==== Data section ====
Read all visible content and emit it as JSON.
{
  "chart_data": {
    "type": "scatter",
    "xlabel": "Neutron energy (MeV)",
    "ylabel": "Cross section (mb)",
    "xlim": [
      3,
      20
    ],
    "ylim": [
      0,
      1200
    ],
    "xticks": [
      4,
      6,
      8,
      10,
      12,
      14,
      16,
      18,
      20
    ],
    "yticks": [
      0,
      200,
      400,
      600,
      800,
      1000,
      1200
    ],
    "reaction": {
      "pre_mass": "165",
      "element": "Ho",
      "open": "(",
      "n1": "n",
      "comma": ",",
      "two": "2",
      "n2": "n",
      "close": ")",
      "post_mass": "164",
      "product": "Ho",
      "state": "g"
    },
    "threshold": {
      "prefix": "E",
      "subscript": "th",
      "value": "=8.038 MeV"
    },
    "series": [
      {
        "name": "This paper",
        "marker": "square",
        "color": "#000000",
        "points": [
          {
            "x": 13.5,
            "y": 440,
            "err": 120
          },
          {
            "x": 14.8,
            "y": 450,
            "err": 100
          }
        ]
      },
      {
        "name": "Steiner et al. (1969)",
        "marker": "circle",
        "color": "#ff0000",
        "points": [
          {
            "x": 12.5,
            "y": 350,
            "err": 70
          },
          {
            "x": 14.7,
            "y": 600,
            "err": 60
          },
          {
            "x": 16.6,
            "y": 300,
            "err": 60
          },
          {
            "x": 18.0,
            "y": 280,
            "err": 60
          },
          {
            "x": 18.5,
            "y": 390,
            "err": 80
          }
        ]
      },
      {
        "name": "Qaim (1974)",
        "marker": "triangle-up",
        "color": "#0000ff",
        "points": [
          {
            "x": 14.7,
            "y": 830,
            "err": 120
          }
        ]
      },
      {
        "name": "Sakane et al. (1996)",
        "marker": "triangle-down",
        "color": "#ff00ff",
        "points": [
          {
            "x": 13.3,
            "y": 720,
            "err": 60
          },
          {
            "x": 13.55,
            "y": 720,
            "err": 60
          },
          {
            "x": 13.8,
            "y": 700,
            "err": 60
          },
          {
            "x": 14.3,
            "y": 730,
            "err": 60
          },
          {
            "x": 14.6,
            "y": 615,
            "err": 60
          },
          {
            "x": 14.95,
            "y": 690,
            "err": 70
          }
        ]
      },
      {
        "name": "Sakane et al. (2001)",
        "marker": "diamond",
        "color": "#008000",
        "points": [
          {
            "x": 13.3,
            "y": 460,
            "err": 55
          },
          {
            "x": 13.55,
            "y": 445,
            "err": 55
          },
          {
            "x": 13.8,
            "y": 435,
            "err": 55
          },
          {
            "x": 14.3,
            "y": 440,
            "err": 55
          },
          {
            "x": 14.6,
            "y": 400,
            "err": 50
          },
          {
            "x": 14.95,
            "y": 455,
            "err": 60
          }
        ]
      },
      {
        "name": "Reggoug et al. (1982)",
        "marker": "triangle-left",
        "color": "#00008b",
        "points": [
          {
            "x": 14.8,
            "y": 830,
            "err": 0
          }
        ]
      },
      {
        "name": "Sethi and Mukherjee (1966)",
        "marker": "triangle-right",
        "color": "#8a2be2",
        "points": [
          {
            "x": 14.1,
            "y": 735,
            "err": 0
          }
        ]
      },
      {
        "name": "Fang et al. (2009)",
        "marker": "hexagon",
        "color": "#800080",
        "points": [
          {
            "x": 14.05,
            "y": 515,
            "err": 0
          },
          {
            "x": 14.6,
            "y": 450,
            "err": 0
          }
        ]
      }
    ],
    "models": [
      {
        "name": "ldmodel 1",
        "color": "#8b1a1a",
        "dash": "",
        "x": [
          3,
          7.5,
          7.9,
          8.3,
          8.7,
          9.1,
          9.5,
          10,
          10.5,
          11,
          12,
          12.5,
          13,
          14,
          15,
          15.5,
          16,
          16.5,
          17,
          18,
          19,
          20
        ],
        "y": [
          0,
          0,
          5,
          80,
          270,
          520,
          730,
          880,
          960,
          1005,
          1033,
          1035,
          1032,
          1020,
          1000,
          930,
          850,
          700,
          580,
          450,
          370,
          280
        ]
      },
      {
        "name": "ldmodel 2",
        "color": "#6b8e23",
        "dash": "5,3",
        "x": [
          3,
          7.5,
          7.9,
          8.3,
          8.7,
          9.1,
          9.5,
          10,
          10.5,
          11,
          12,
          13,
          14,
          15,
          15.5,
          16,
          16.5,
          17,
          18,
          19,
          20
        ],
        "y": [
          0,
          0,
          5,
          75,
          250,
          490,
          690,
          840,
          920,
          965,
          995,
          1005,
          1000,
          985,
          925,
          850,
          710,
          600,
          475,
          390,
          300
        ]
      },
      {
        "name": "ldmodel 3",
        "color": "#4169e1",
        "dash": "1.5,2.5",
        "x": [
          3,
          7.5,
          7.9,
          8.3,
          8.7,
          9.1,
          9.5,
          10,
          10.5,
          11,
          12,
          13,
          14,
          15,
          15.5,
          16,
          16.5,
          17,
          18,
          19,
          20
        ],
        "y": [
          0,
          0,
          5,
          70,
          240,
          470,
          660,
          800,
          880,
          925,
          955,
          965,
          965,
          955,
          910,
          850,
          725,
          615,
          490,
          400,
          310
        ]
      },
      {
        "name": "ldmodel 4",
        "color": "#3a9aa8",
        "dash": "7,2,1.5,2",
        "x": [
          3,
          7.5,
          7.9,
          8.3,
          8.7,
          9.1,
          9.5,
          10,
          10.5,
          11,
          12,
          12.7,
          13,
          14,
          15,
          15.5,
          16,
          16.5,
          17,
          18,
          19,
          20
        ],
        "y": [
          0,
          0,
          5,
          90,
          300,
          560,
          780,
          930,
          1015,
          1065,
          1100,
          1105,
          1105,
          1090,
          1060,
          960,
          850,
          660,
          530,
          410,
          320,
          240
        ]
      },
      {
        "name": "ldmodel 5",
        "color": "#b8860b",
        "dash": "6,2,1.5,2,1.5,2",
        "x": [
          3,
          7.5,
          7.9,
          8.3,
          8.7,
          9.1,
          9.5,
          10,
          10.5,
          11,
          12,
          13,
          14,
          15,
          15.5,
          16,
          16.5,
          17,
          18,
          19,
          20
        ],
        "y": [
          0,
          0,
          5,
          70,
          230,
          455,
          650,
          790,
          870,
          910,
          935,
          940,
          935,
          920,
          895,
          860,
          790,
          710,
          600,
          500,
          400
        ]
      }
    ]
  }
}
====
[Your goal]:
Transcribe all of the entries without altering anything.

[Finished exercise]:
Read all visible content and emit it as JSON.
{
  "chart_data": {
    "type": "scatter",
    "xlabel": "Neutron energy (MeV)",
    "ylabel": "Cross section (mb)",
    "xlim": [
      3,
      20
    ],
    "ylim": [
      0,
      1200
    ],
    "xticks": [
      4,
      6,
      8,
      10,
      12,
      14,
      16,
      18,
      20
    ],
    "yticks": [
      0,
      200,
      400,
      600,
      800,
      1000,
      1200
    ],
    "reaction": {
      "pre_mass": "165",
      "element": "Ho",
      "open": "(",
      "n1": "n",
      "comma": ",",
      "two": "2",
      "n2": "n",
      "close": ")",
      "post_mass": "164",
      "product": "Ho",
      "state": "g"
    },
    "threshold": {
      "prefix": "E",
      "subscript": "th",
      "value": "=8.038 MeV"
    },
    "series": [
      {
        "name": "This paper",
        "marker": "square",
        "color": "#000000",
        "points": [
          {
            "x": 13.5,
            "y": 440,
            "err": 120
          },
          {
            "x": 14.8,
            "y": 450,
            "err": 100
          }
        ]
      },
      {
        "name": "Steiner et al. (1969)",
        "marker": "circle",
        "color": "#ff0000",
        "points": [
          {
            "x": 12.5,
            "y": 350,
            "err": 70
          },
          {
            "x": 14.7,
            "y": 600,
            "err": 60
          },
          {
            "x": 16.6,
            "y": 300,
            "err": 60
          },
          {
            "x": 18.0,
            "y": 280,
            "err": 60
          },
          {
            "x": 18.5,
            "y": 390,
            "err": 80
          }
        ]
      },
      {
        "name": "Qaim (1974)",
        "marker": "triangle-up",
        "color": "#0000ff",
        "points": [
          {
            "x": 14.7,
            "y": 830,
            "err": 120
          }
        ]
      },
      {
        "name": "Sakane et al. (1996)",
        "marker": "triangle-down",
        "color": "#ff00ff",
        "points": [
          {
            "x": 13.3,
            "y": 720,
            "err": 60
          },
          {
            "x": 13.55,
            "y": 720,
            "err": 60
          },
          {
            "x": 13.8,
            "y": 700,
            "err": 60
          },
          {
            "x": 14.3,
            "y": 730,
            "err": 60
          },
          {
            "x": 14.6,
            "y": 615,
            "err": 60
          },
          {
            "x": 14.95,
            "y": 690,
            "err": 70
          }
        ]
      },
      {
        "name": "Sakane et al. (2001)",
        "marker": "diamond",
        "color": "#008000",
        "points": [
          {
            "x": 13.3,
            "y": 460,
            "err": 55
          },
          {
            "x": 13.55,
            "y": 445,
            "err": 55
          },
          {
            "x": 13.8,
            "y": 435,
            "err": 55
          },
          {
            "x": 14.3,
            "y": 440,
            "err": 55
          },
          {
            "x": 14.6,
            "y": 400,
            "err": 50
          },
          {
            "x": 14.95,
            "y": 455,
            "err": 60
          }
        ]
      },
      {
        "name": "Reggoug et al. (1982)",
        "marker": "triangle-left",
        "color": "#00008b",
        "points": [
          {
            "x": 14.8,
            "y": 830,
            "err": 0
          }
        ]
      },
      {
        "name": "Sethi and Mukherjee (1966)",
        "marker": "triangle-right",
        "color": "#8a2be2",
        "points": [
          {
            "x": 14.1,
            "y": 735,
            "err": 0
          }
        ]
      },
      {
        "name": "Fang et al. (2009)",
        "marker": "hexagon",
        "color": "#800080",
        "points": [
          {
            "x": 14.05,
            "y": 515,
            "err": 0
          },
          {
            "x": 14.6,
            "y": 450,
            "err": 0
          }
        ]
      }
    ],
    "models": [
      {
        "name": "ldmodel 1",
        "color": "#8b1a1a",
        "dash": "",
        "x": [
          3,
          7.5,
          7.9,
          8.3,
          8.7,
          9.1,
          9.5,
          10,
          10.5,
          11,
          12,
          12.5,
          13,
          14,
          15,
          15.5,
          16,
          16.5,
          17,
          18,
          19,
          20
        ],
        "y": [
          0,
          0,
          5,
          80,
          270,
          520,
          730,
          880,
          960,
          1005,
          1033,
          1035,
          1032,
          1020,
          1000,
          930,
          850,
          700,
          580,
          450,
          370,
          280
        ]
      },
      {
        "name": "ldmodel 2",
        "color": "#6b8e23",
        "dash": "5,3",
        "x": [
          3,
          7.5,
          7.9,
          8.3,
          8.7,
          9.1,
          9.5,
          10,
          10.5,
          11,
          12,
          13,
          14,
          15,
          15.5,
          16,
          16.5,
          17,
          18,
          19,
          20
        ],
        "y": [
          0,
          0,
          5,
          75,
          250,
          490,
          690,
          840,
          920,
          965,
          995,
          1005,
          1000,
          985,
          925,
          850,
          710,
          600,
          475,
          390,
          300
        ]
      },
      {
        "name": "ldmodel 3",
        "color": "#4169e1",
        "dash": "1.5,2.5",
        "x": [
          3,
          7.5,
          7.9,
          8.3,
          8.7,
          9.1,
          9.5,
          10,
          10.5,
          11,
          12,
          13,
          14,
          15,
          15.5,
          16,
          16.5,
          17,
          18,
          19,
          20
        ],
        "y": [
          0,
          0,
          5,
          70,
          240,
          470,
          660,
          800,
          880,
          925,
          955,
          965,
          965,
          955,
          910,
          850,
          725,
          615,
          490,
          400,
          310
        ]
      },
      {
        "name": "ldmodel 4",
        "color": "#3a9aa8",
        "dash": "7,2,1.5,2",
        "x": [
          3,
          7.5,
          7.9,
          8.3,
          8.7,
          9.1,
          9.5,
          10,
          10.5,
          11,
          12,
          12.7,
          13,
          14,
          15,
          15.5,
          16,
          16.5,
          17,
          18,
          19,
          20
        ],
        "y": [
          0,
          0,
          5,
          90,
          300,
          560,
          780,
          930,
          1015,
          1065,
          1100,
          1105,
          1105,
          1090,
          1060,
          960,
          850,
          660,
          530,
          410,
          320,
          240
        ]
      },
      {
        "name": "ldmodel 5",
        "color": "#b8860b",
        "dash": "6,2,1.5,2,1.5,2",
        "x": [
          3,
          7.5,
          7.9,
          8.3,
          8.7,
          9.1,
          9.5,
          10,
          10.5,
          11,
          12,
          13,
          14,
          15,
          15.5,
          16,
          16.5,
          17,
          18,
          19,
          20
        ],
        "y": [
          0,
          0,
          5,
          70,
          230,
          455,
          650,
          790,
          870,
          910,
          935,
          940,
          935,
          920,
          895,
          860,
          790,
          710,
          600,
          500,
          400
        ]
      }
    ]
  }
}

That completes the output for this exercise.